╭─ LISTED ENTRIES

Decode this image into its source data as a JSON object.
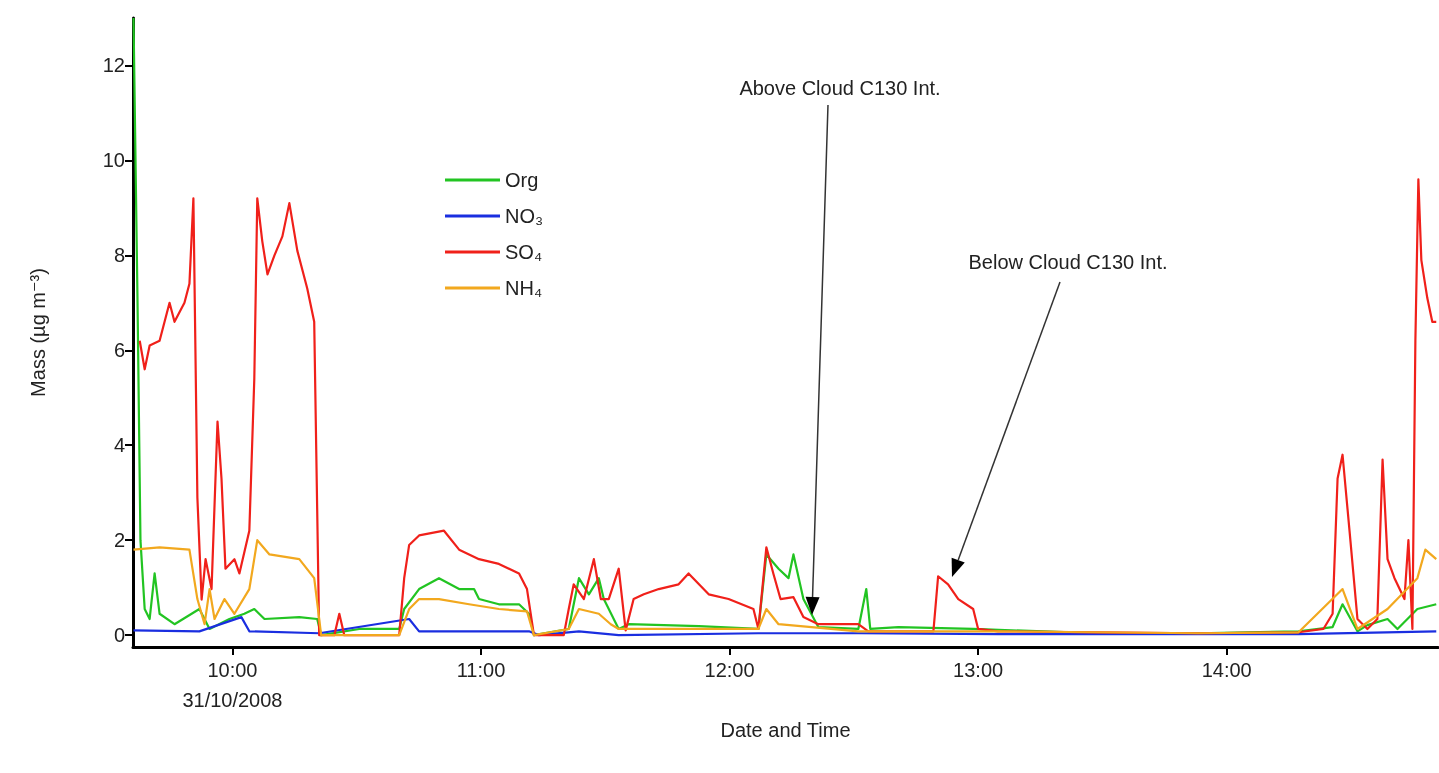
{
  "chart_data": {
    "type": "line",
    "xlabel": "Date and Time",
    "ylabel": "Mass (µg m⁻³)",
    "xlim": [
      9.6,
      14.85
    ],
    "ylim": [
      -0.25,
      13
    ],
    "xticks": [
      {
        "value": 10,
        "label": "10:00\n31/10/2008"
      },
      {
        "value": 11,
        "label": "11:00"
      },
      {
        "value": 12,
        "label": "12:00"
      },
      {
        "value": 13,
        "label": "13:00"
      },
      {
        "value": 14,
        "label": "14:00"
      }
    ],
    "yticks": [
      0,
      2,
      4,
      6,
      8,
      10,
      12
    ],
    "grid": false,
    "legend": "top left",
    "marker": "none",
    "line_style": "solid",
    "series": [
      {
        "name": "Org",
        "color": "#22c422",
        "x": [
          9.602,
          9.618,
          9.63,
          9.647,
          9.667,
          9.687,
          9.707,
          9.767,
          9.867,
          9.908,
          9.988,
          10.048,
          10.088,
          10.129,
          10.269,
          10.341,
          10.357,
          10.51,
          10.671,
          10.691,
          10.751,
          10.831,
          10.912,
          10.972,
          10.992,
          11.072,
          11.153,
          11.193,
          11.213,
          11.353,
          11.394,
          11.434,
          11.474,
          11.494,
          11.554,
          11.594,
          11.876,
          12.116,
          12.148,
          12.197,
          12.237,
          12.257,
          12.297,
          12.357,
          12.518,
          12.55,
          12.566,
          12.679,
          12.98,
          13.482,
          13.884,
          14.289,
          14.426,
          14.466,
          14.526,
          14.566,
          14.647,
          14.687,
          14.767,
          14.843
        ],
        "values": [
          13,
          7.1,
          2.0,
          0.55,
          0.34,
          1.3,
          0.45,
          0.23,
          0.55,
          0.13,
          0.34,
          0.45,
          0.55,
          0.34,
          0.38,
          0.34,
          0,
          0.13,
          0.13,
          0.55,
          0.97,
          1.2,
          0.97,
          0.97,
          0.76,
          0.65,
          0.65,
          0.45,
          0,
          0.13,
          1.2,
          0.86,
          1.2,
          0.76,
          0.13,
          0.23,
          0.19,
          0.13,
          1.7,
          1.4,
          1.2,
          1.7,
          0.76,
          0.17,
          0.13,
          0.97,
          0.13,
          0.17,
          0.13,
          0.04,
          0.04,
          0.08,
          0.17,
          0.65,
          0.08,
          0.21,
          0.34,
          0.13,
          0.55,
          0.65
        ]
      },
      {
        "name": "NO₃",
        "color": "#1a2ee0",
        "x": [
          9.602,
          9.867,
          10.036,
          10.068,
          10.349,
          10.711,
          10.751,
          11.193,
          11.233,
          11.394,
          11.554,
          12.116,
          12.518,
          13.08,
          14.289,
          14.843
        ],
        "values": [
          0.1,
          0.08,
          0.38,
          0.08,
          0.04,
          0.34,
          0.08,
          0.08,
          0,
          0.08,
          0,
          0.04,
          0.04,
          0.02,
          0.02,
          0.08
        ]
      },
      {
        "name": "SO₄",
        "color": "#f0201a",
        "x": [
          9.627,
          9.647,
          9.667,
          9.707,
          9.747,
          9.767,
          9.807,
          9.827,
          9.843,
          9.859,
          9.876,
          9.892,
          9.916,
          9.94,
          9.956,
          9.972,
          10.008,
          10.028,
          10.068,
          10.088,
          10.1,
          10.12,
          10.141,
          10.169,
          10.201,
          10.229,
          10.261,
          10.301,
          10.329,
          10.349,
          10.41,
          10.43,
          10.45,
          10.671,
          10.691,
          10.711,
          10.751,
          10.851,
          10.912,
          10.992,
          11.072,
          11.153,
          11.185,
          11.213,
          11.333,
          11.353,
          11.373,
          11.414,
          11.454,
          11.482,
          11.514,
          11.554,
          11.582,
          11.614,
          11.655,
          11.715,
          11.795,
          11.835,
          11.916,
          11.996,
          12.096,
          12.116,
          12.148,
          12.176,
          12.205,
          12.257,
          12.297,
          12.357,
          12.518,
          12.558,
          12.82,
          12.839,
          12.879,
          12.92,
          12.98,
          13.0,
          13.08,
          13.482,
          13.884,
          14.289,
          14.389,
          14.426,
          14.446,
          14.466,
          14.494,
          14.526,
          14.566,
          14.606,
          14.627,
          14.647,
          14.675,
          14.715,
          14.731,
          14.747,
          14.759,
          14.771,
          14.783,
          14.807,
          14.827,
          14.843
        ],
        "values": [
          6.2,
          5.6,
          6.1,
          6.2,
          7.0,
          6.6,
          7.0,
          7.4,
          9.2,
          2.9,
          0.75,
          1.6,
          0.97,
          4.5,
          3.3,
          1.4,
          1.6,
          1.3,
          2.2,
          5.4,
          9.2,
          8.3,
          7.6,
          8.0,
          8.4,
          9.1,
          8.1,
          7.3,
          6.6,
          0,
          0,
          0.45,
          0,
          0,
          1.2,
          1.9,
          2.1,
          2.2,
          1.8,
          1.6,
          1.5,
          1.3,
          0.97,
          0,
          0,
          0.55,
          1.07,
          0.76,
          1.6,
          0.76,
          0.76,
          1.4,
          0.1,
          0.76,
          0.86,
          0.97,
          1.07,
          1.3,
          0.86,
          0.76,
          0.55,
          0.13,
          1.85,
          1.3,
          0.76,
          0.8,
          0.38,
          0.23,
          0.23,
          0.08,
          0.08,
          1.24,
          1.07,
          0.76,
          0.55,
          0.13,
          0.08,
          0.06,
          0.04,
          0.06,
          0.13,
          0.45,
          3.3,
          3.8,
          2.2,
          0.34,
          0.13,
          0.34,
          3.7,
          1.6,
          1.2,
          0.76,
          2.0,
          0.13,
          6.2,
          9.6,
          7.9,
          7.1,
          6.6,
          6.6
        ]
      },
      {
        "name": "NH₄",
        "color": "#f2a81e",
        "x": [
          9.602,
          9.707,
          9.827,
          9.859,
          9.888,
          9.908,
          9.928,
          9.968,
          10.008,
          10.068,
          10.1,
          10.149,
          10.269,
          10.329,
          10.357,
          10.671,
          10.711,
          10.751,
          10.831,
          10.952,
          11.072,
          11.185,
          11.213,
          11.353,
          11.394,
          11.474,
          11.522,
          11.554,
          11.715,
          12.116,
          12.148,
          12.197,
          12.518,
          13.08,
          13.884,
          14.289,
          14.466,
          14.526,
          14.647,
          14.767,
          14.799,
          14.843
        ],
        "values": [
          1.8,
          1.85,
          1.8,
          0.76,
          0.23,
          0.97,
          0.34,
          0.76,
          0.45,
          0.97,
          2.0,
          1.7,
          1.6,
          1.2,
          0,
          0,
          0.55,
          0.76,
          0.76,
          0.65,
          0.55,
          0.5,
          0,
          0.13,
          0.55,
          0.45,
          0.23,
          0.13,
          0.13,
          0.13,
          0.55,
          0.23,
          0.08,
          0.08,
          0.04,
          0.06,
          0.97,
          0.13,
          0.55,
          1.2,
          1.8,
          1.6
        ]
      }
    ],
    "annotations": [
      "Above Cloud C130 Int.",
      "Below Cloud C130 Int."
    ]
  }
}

╰─
╭─ LISTED ENTRIES

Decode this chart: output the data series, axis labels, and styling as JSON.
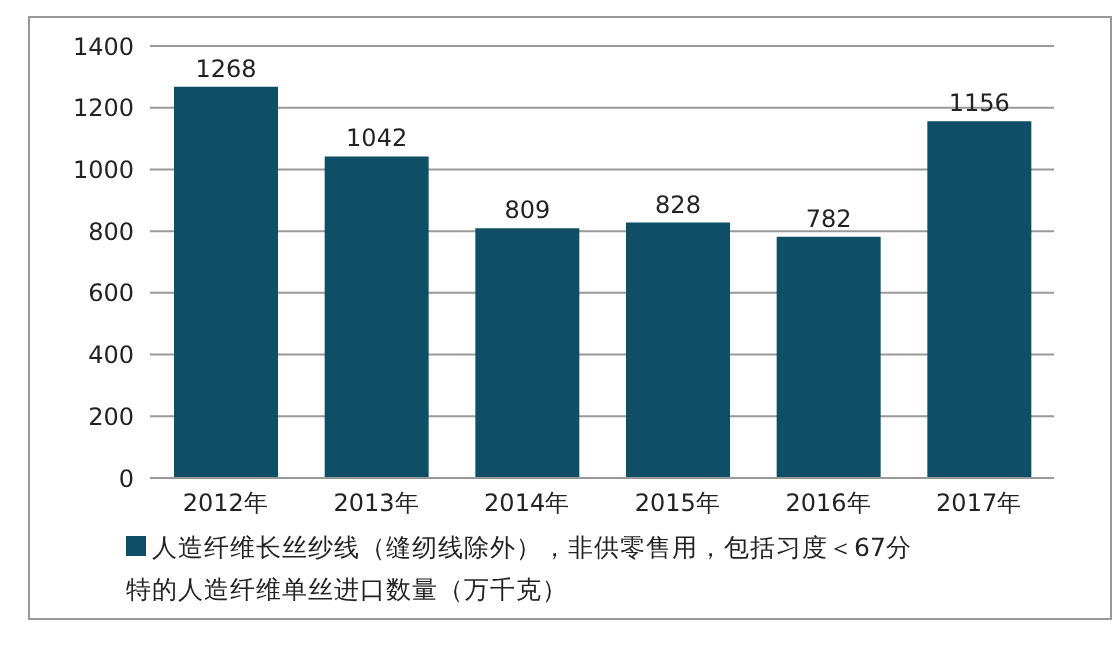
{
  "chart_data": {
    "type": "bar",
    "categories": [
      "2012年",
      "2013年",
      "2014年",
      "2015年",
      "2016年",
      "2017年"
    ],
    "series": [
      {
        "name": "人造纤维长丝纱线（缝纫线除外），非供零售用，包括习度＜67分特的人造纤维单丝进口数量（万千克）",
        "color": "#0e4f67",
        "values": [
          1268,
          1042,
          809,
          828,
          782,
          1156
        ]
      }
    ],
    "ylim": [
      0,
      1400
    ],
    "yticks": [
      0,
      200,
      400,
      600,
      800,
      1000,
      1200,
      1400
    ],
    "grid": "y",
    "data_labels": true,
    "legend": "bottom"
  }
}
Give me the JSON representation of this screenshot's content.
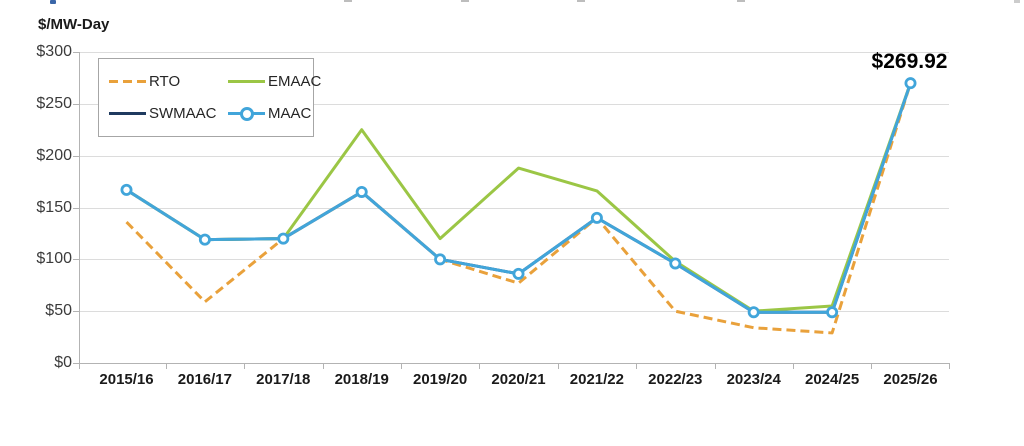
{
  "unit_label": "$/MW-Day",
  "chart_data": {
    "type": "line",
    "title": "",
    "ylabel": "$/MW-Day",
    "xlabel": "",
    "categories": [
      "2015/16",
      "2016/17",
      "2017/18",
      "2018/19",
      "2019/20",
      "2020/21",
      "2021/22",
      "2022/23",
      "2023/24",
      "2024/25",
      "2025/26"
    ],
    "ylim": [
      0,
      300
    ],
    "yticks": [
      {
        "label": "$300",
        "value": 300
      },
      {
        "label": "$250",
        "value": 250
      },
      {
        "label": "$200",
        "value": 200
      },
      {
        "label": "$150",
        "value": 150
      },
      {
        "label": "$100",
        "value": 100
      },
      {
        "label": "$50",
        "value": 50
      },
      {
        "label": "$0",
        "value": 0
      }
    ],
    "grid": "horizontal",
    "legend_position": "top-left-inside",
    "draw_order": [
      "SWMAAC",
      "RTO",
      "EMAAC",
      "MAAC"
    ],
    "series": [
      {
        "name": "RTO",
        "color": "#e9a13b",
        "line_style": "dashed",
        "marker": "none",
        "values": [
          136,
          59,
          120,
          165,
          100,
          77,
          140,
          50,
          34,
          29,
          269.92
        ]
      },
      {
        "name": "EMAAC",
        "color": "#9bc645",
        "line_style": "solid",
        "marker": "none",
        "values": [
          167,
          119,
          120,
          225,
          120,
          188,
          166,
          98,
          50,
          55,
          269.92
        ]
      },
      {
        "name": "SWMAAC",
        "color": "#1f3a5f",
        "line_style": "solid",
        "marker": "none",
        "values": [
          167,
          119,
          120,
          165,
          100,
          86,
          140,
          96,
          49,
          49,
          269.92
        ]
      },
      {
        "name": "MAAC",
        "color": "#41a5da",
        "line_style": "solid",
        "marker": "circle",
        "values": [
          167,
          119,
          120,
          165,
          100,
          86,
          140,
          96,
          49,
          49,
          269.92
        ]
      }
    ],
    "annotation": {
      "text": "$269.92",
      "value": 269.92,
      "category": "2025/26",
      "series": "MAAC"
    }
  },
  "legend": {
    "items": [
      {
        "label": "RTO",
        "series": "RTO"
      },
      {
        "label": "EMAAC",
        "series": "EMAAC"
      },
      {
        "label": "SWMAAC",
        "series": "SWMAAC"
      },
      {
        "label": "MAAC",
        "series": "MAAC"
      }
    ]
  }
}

╰─

■ **GIVEN EXERCISE**: Where a line holds "this", copy that line.

■ **RESPONSE TO THE EXERCISE**:
Decode this image into its source data as a JSON object.
Decode this chart: output the data series, axis labels, and styling as JSON.
Give me the JSON representation of this screenshot's content.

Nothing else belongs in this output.